DIRECTIONS >> Copy out the lines from the one containing "Give me the" through the one containing "divider: [12, 158, 732, 159]", both included, with no changes.

THE DATA >>
____

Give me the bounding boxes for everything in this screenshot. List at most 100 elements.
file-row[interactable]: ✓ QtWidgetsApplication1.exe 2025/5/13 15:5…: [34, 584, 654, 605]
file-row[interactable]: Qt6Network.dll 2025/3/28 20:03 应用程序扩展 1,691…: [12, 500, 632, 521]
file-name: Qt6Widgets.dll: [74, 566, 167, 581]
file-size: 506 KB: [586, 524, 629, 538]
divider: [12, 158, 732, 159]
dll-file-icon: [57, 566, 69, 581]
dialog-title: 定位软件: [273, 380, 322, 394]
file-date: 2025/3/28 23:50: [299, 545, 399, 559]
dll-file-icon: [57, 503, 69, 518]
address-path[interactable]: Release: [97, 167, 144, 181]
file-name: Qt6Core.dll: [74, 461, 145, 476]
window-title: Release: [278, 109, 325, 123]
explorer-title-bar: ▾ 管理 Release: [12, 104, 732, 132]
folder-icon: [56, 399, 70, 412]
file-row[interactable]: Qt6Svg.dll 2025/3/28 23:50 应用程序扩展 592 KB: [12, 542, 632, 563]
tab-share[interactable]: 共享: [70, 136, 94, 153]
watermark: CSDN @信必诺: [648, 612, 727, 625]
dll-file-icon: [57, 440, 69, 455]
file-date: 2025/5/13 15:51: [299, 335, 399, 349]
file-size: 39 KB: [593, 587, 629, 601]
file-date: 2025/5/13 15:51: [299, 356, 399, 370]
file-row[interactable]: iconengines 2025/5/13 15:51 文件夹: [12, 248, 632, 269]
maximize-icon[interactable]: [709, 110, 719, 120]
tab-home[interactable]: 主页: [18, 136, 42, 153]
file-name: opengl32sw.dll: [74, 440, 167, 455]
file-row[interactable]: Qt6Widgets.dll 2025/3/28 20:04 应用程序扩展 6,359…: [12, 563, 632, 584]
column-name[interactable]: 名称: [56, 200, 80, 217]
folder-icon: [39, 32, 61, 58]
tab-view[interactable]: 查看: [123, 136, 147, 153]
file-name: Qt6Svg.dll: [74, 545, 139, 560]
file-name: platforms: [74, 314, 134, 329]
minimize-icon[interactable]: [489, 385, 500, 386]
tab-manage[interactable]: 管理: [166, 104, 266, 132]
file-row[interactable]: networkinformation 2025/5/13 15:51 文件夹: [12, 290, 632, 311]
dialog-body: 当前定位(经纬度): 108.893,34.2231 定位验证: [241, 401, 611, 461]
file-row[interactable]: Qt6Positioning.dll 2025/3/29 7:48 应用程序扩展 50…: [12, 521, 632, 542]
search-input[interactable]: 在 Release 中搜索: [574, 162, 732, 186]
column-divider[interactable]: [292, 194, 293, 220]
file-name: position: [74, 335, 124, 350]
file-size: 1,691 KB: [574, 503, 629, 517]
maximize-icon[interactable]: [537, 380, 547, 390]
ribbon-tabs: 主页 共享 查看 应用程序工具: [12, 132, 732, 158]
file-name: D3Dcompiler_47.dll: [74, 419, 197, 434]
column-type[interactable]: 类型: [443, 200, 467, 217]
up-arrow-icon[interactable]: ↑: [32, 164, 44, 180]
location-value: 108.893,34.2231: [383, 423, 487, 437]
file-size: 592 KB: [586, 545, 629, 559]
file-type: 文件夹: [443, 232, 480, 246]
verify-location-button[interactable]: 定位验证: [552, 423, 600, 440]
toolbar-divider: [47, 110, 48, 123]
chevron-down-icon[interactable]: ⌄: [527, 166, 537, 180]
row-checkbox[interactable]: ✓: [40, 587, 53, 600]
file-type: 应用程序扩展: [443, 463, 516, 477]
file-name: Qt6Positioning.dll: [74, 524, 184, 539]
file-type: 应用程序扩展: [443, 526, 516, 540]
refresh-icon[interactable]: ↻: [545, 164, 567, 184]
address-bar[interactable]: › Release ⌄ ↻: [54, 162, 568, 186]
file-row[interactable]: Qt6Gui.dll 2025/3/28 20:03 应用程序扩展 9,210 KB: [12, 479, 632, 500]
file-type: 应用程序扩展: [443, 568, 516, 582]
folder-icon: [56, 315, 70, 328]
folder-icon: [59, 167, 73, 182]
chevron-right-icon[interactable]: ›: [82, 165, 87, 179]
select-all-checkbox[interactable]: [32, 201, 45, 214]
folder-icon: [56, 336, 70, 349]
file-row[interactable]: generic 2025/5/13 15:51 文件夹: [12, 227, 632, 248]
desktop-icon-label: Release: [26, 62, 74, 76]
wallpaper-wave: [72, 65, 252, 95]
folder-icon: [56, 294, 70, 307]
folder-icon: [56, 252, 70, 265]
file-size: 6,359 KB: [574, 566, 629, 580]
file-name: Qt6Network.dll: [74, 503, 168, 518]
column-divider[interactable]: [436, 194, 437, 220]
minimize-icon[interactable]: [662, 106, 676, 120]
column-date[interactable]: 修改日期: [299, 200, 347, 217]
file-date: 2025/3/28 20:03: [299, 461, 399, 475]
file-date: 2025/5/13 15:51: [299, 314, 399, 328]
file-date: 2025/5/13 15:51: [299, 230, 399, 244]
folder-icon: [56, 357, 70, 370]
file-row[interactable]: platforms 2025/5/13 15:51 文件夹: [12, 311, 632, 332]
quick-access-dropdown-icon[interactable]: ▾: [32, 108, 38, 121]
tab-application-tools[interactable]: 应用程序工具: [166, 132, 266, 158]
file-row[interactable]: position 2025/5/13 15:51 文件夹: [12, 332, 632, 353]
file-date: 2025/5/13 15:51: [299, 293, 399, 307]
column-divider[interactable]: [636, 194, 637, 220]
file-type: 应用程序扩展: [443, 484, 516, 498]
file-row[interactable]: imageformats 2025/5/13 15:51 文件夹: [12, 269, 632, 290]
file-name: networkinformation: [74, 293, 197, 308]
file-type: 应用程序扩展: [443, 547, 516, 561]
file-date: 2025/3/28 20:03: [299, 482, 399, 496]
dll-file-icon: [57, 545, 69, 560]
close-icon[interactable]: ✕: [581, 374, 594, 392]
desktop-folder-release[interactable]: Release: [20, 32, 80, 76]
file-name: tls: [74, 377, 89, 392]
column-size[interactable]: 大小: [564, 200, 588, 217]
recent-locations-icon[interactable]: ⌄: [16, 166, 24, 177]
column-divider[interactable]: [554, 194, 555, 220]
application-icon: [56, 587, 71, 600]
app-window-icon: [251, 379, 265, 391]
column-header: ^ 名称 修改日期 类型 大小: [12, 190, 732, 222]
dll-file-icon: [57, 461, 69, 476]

____

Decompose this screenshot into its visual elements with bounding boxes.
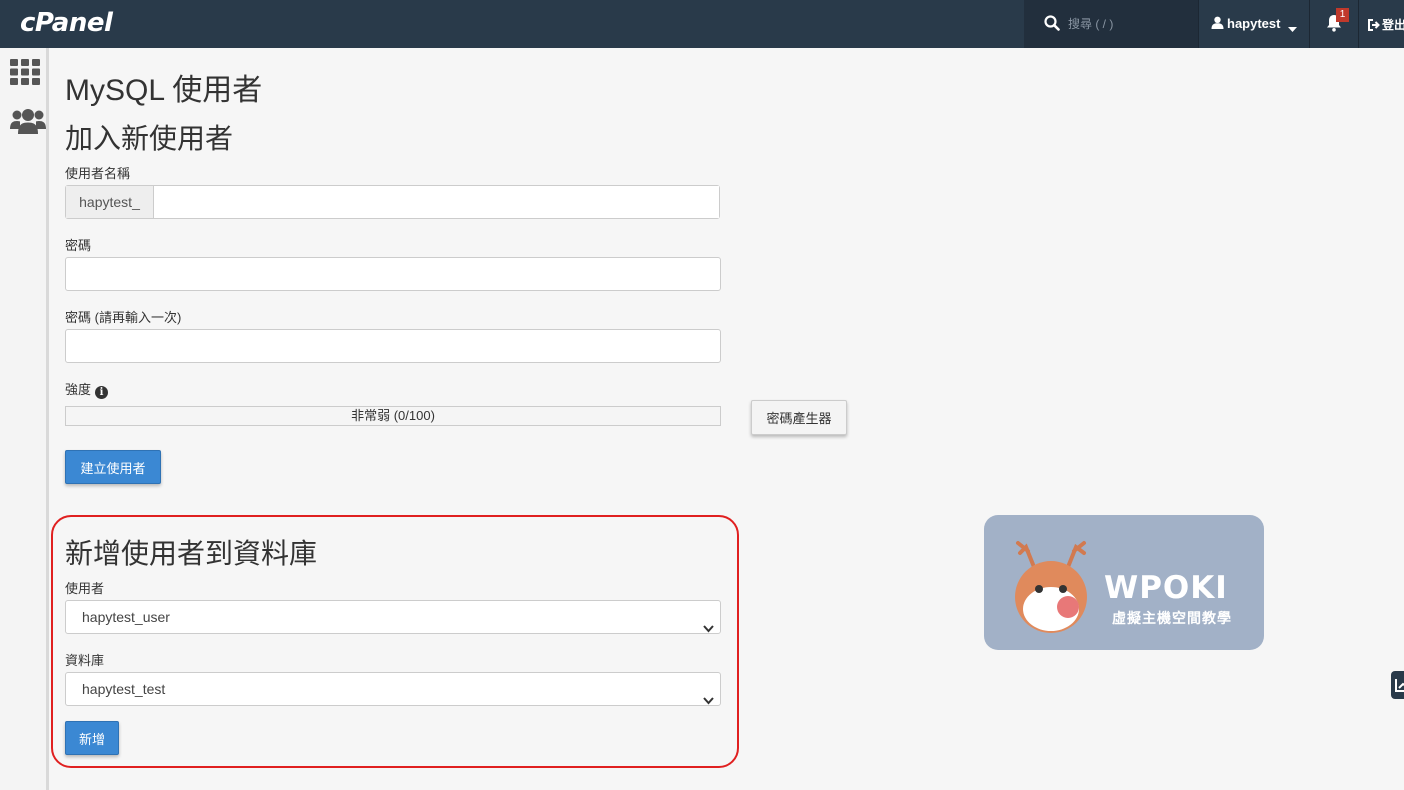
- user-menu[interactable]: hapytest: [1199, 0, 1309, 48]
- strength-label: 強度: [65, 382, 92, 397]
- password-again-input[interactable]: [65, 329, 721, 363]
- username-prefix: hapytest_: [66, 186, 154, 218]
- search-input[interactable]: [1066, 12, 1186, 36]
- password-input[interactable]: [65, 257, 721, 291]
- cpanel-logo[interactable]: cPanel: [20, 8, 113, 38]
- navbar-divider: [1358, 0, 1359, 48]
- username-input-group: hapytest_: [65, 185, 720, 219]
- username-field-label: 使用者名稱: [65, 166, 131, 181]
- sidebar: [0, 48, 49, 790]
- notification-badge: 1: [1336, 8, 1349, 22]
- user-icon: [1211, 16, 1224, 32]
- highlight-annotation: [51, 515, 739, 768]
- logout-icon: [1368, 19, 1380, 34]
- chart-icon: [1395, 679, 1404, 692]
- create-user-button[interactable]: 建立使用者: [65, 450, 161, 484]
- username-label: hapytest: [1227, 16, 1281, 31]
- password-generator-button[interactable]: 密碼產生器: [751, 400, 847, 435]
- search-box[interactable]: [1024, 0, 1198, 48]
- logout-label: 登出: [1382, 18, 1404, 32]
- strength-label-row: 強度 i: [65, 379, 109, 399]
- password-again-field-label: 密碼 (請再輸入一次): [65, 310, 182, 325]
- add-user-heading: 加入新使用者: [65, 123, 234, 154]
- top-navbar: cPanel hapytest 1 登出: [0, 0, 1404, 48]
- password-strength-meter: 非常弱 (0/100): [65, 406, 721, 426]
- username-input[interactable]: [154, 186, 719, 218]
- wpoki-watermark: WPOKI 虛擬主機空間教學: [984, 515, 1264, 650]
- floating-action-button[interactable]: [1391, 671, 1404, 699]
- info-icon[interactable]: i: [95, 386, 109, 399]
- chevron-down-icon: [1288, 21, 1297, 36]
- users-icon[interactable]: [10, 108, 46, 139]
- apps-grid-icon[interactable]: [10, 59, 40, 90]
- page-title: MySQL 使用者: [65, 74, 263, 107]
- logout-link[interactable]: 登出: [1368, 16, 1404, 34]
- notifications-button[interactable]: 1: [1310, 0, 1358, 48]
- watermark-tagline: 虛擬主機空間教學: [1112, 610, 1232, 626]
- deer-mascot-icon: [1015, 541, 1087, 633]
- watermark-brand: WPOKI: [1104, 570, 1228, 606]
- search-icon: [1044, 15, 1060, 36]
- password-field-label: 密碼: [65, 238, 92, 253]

____

ANSWER FOR THE TASK >>
Give me the bounding boxes for everything in this screenshot. List at most 100 elements.
file-row[interactable]: ✓ QtWidgetsApplication1.exe 2025/5/13 15:5…: [34, 584, 654, 605]
file-row[interactable]: Qt6Network.dll 2025/3/28 20:03 应用程序扩展 1,691…: [12, 500, 632, 521]
file-name: Qt6Widgets.dll: [74, 566, 167, 581]
file-size: 506 KB: [586, 524, 629, 538]
divider: [12, 158, 732, 159]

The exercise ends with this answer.